Count the lines below that contain the word "EVTank". Give only the number.

===== ROWS

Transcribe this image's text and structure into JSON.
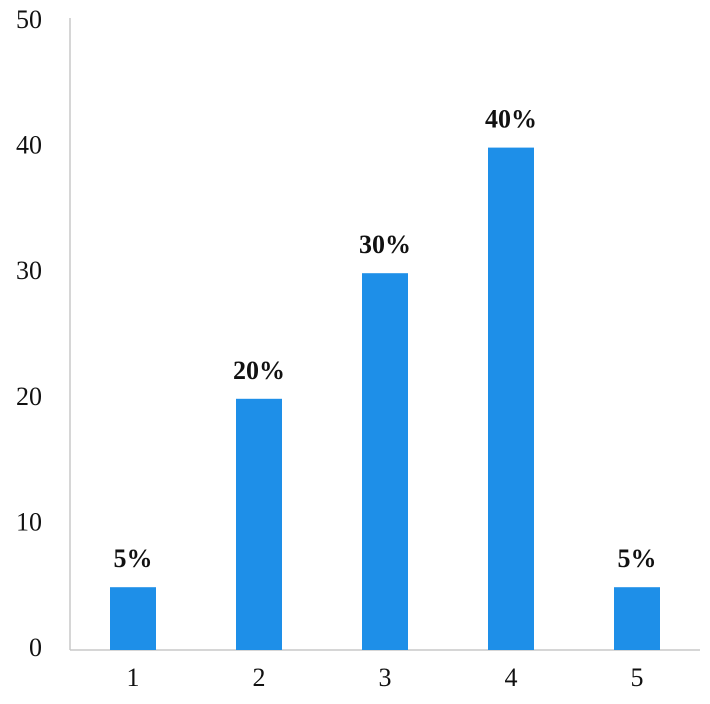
{
  "chart_data": {
    "type": "bar",
    "categories": [
      "1",
      "2",
      "3",
      "4",
      "5"
    ],
    "values": [
      5,
      20,
      30,
      40,
      5
    ],
    "value_labels": [
      "5%",
      "20%",
      "30%",
      "40%",
      "5%"
    ],
    "color": "#1e8fe8",
    "ylim": [
      0,
      50
    ],
    "yticks": [
      0,
      10,
      20,
      30,
      40,
      50
    ],
    "grid": false
  }
}
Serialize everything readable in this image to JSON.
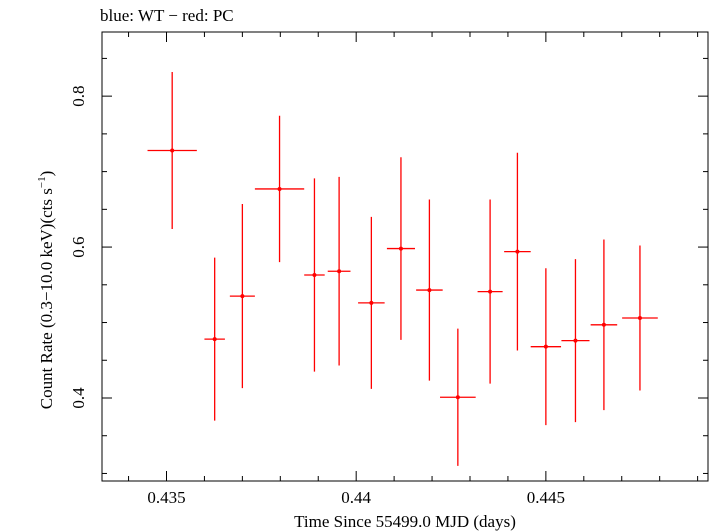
{
  "chart_data": {
    "type": "scatter",
    "title": "blue: WT − red: PC",
    "xlabel": "Time Since 55499.0 MJD (days)",
    "ylabel_main": "Count Rate (0.3−10.0 keV)(cts s",
    "ylabel_sup": "−1",
    "ylabel_end": ")",
    "xlim": [
      0.4333,
      0.4493
    ],
    "ylim": [
      0.29,
      0.885
    ],
    "xticks": [
      0.435,
      0.44,
      0.445
    ],
    "xtick_labels": [
      "0.435",
      "0.44",
      "0.445"
    ],
    "yticks": [
      0.4,
      0.6,
      0.8
    ],
    "ytick_labels": [
      "0.4",
      "0.6",
      "0.8"
    ],
    "grid": false,
    "series": [
      {
        "color": "#ff0000",
        "points": [
          {
            "x": 0.43515,
            "xerr": 0.00065,
            "y": 0.728,
            "yerr": 0.104
          },
          {
            "x": 0.43627,
            "xerr": 0.00027,
            "y": 0.478,
            "yerr": 0.108
          },
          {
            "x": 0.437,
            "xerr": 0.00033,
            "y": 0.535,
            "yerr": 0.122
          },
          {
            "x": 0.43798,
            "xerr": 0.00065,
            "y": 0.677,
            "yerr": 0.097
          },
          {
            "x": 0.4389,
            "xerr": 0.00027,
            "y": 0.563,
            "yerr": 0.128
          },
          {
            "x": 0.43955,
            "xerr": 0.0003,
            "y": 0.568,
            "yerr": 0.125
          },
          {
            "x": 0.4404,
            "xerr": 0.00035,
            "y": 0.526,
            "yerr": 0.114
          },
          {
            "x": 0.44118,
            "xerr": 0.00037,
            "y": 0.598,
            "yerr": 0.121
          },
          {
            "x": 0.44193,
            "xerr": 0.00035,
            "y": 0.543,
            "yerr": 0.12
          },
          {
            "x": 0.44268,
            "xerr": 0.00047,
            "y": 0.401,
            "yerr": 0.091
          },
          {
            "x": 0.44353,
            "xerr": 0.00033,
            "y": 0.541,
            "yerr": 0.122
          },
          {
            "x": 0.44425,
            "xerr": 0.00035,
            "y": 0.594,
            "yerr": 0.131
          },
          {
            "x": 0.445,
            "xerr": 0.0004,
            "y": 0.468,
            "yerr": 0.104
          },
          {
            "x": 0.44578,
            "xerr": 0.00037,
            "y": 0.476,
            "yerr": 0.108
          },
          {
            "x": 0.44653,
            "xerr": 0.00035,
            "y": 0.497,
            "yerr": 0.113
          },
          {
            "x": 0.44748,
            "xerr": 0.00047,
            "y": 0.506,
            "yerr": 0.096
          }
        ]
      }
    ]
  }
}
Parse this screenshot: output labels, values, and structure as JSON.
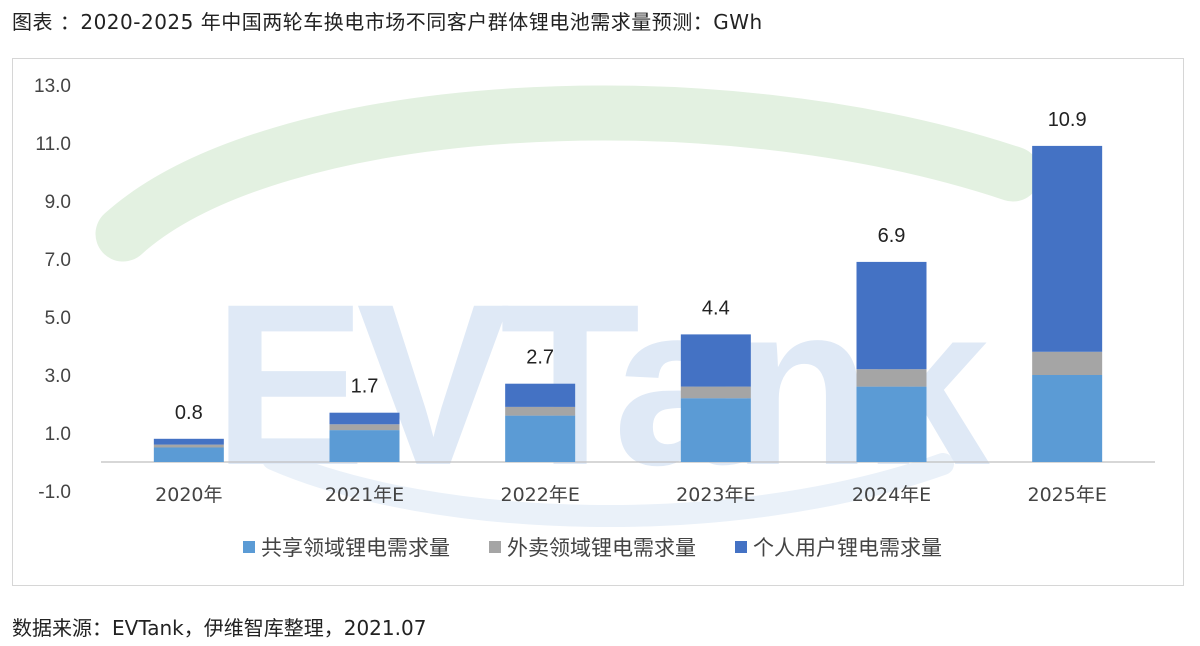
{
  "title": "图表 ：2020-2025 年中国两轮车换电市场不同客户群体锂电池需求量预测：GWh",
  "source": "数据来源：EVTank，伊维智库整理，2021.07",
  "watermark": "EVTank",
  "chart_data": {
    "type": "bar",
    "stacked": true,
    "categories": [
      "2020年",
      "2021年E",
      "2022年E",
      "2023年E",
      "2024年E",
      "2025年E"
    ],
    "series": [
      {
        "name": "共享领域锂电需求量",
        "color": "#5B9BD5",
        "values": [
          0.5,
          1.1,
          1.6,
          2.2,
          2.6,
          3.0
        ]
      },
      {
        "name": "外卖领域锂电需求量",
        "color": "#A5A5A5",
        "values": [
          0.1,
          0.2,
          0.3,
          0.4,
          0.6,
          0.8
        ]
      },
      {
        "name": "个人用户锂电需求量",
        "color": "#4472C4",
        "values": [
          0.2,
          0.4,
          0.8,
          1.8,
          3.7,
          7.1
        ]
      }
    ],
    "totals": [
      0.8,
      1.7,
      2.7,
      4.4,
      6.9,
      10.9
    ],
    "total_labels": [
      "0.8",
      "1.7",
      "2.7",
      "4.4",
      "6.9",
      "10.9"
    ],
    "y_ticks": [
      "13.0",
      "11.0",
      "9.0",
      "7.0",
      "5.0",
      "3.0",
      "1.0",
      "-1.0"
    ],
    "ylim": [
      -1.0,
      13.0
    ],
    "legend_position": "bottom",
    "grid": false
  }
}
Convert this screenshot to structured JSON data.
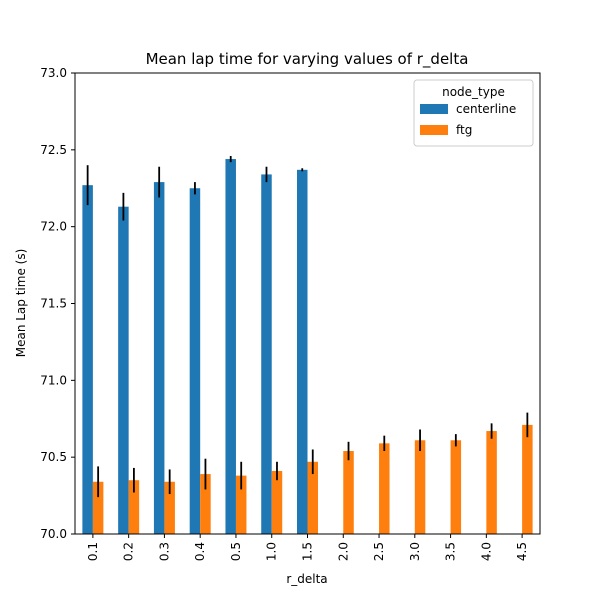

==========

§ **EXERCISE ANSWER**
2